* MATERIAL
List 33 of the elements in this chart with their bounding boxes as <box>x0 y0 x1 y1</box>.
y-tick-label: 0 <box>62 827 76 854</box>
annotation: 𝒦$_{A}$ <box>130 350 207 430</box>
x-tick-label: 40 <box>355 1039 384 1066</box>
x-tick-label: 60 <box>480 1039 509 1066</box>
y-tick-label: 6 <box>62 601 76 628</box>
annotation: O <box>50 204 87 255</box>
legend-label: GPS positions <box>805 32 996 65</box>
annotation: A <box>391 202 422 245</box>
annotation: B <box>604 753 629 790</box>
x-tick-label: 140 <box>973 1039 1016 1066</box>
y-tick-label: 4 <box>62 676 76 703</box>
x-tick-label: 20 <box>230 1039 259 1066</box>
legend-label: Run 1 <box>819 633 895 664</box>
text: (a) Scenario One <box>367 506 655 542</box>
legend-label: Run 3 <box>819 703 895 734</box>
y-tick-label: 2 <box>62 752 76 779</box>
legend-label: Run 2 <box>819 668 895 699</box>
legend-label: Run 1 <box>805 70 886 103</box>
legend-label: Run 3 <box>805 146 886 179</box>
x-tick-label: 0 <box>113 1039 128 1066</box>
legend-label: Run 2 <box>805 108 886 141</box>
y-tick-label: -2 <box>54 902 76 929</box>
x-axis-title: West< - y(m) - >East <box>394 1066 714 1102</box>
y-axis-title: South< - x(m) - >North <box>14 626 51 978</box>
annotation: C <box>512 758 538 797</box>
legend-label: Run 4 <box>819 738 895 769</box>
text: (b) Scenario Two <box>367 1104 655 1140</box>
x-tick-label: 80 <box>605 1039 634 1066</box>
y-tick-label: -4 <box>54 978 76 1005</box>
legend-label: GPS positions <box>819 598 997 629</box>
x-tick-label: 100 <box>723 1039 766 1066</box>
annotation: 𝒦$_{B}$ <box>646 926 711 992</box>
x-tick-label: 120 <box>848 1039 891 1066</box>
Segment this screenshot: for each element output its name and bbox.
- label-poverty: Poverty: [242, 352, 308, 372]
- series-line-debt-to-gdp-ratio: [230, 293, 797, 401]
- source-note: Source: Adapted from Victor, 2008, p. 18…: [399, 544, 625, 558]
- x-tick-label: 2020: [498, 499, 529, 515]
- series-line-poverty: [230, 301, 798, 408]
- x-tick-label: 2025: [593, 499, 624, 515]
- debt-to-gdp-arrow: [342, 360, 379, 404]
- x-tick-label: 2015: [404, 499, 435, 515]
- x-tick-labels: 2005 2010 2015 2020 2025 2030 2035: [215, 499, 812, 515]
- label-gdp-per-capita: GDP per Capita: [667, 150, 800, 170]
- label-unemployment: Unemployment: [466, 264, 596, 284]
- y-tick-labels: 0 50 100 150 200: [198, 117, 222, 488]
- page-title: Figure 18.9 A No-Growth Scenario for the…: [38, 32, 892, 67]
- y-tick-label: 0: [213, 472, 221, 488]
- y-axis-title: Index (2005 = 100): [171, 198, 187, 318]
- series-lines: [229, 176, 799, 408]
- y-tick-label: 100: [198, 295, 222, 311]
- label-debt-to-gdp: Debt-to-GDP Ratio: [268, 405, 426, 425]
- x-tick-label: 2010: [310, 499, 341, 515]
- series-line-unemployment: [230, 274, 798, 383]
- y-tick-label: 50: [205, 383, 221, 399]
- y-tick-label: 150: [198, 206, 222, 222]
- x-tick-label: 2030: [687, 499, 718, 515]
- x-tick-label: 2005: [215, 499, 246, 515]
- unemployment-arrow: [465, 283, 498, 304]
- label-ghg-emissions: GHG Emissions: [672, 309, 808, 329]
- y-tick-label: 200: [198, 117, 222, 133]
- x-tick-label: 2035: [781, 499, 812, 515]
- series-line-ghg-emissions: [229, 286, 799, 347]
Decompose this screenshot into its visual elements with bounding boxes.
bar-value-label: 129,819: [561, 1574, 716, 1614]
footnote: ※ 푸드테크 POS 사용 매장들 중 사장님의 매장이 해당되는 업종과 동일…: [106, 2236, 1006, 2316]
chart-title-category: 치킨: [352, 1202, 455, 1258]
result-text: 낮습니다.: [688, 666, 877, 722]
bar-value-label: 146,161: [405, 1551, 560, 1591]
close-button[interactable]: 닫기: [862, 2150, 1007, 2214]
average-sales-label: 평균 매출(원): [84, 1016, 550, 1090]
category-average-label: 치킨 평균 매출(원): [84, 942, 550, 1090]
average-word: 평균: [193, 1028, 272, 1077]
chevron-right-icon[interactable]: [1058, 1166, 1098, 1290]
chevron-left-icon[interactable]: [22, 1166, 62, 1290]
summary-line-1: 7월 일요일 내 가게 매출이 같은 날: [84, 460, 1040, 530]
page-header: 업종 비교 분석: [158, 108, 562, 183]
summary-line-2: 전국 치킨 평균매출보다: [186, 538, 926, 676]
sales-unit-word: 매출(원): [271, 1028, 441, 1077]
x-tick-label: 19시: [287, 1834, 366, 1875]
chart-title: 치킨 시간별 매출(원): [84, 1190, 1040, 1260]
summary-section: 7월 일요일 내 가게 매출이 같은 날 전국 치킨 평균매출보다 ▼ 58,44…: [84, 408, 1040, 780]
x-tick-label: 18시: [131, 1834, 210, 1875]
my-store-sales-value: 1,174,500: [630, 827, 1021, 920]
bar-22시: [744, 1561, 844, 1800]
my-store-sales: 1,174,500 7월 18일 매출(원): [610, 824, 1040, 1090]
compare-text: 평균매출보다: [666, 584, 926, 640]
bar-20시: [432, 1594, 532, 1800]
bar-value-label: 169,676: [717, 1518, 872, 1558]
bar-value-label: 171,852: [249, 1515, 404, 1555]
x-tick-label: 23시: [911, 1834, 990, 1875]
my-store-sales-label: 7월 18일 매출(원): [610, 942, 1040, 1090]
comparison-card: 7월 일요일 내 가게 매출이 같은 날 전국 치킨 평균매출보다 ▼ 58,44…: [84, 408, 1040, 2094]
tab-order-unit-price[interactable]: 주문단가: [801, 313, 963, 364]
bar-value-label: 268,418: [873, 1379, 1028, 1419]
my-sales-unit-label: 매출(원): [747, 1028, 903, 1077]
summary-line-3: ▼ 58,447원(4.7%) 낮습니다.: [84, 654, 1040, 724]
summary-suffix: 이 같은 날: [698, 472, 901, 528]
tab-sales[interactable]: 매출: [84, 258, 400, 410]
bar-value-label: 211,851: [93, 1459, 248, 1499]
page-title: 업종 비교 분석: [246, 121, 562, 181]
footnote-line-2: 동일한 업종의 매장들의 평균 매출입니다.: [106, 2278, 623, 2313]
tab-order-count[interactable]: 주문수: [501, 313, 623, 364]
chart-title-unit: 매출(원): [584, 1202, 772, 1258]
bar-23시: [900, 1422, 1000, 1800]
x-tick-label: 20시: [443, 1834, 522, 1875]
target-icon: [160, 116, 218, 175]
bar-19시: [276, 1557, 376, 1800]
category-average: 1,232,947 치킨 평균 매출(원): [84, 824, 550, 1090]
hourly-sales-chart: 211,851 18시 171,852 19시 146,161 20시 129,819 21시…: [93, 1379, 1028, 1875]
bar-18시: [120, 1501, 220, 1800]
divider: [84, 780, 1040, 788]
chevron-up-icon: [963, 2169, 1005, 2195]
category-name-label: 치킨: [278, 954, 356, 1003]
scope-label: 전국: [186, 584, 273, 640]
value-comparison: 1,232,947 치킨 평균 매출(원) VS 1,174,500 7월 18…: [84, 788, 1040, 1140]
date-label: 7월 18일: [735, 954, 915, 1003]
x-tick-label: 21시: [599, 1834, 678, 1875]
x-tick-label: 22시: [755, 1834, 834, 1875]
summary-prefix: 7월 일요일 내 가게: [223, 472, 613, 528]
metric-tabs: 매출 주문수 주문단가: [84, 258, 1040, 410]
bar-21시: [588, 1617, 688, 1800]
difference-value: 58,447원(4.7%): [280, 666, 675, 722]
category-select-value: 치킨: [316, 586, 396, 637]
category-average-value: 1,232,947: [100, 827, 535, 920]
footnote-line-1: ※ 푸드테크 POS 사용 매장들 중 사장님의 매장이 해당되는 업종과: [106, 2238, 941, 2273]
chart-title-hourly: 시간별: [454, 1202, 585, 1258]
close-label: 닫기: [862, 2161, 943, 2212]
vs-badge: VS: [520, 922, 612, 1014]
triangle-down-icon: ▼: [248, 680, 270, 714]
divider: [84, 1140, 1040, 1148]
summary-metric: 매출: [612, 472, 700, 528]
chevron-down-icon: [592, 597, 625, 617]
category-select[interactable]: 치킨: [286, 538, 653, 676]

* WHAT THE EXERCISE ASKS
Identify every line in the records above that contains the string "value", and copy each of those lines in full. Case counts, so only matches with the same capitalization qualify.

* COMPLETED TASK
bar-value-label: 129,819: [561, 1574, 716, 1614]
bar-value-label: 146,161: [405, 1551, 560, 1591]
my-store-sales-value: 1,174,500: [630, 827, 1021, 920]
bar-value-label: 169,676: [717, 1518, 872, 1558]
bar-value-label: 171,852: [249, 1515, 404, 1555]
bar-value-label: 268,418: [873, 1379, 1028, 1419]
bar-value-label: 211,851: [93, 1459, 248, 1499]
value-comparison: 1,232,947 치킨 평균 매출(원) VS 1,174,500 7월 18…: [84, 788, 1040, 1140]
difference-value: 58,447원(4.7%): [280, 666, 675, 722]
category-select-value: 치킨: [316, 586, 396, 637]
category-average-value: 1,232,947: [100, 827, 535, 920]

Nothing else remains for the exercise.